# Written exercise:
Please restate the following records word for word.

# Source data:
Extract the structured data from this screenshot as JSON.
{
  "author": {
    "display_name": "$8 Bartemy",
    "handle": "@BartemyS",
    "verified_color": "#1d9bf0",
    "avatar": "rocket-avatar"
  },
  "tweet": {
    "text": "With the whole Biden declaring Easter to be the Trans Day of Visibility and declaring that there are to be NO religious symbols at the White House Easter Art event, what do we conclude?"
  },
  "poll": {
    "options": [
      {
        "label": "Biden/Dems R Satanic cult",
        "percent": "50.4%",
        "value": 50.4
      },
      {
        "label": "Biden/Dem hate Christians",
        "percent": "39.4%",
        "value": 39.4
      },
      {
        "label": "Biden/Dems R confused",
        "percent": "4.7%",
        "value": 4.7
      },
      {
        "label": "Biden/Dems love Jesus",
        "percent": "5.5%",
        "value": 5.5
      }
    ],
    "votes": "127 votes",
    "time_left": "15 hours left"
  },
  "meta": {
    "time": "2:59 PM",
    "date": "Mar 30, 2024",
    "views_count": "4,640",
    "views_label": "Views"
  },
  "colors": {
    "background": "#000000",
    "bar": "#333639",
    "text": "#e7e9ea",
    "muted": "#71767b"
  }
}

# Task output:
Extract the structured data from this screenshot as JSON.
{
  "author": {
    "display_name": "$8 Bartemy",
    "handle": "@BartemyS",
    "verified_color": "#1d9bf0",
    "avatar": "rocket-avatar"
  },
  "tweet": {
    "text": "With the whole Biden declaring Easter to be the Trans Day of Visibility and declaring that there are to be NO religious symbols at the White House Easter Art event, what do we conclude?"
  },
  "poll": {
    "options": [
      {
        "label": "Biden/Dems R Satanic cult",
        "percent": "50.4%",
        "value": 50.4
      },
      {
        "label": "Biden/Dem hate Christians",
        "percent": "39.4%",
        "value": 39.4
      },
      {
        "label": "Biden/Dems R confused",
        "percent": "4.7%",
        "value": 4.7
      },
      {
        "label": "Biden/Dems love Jesus",
        "percent": "5.5%",
        "value": 5.5
      }
    ],
    "votes": "127 votes",
    "time_left": "15 hours left"
  },
  "meta": {
    "time": "2:59 PM",
    "date": "Mar 30, 2024",
    "views_count": "4,640",
    "views_label": "Views"
  },
  "colors": {
    "background": "#000000",
    "bar": "#333639",
    "text": "#e7e9ea",
    "muted": "#71767b"
  }
}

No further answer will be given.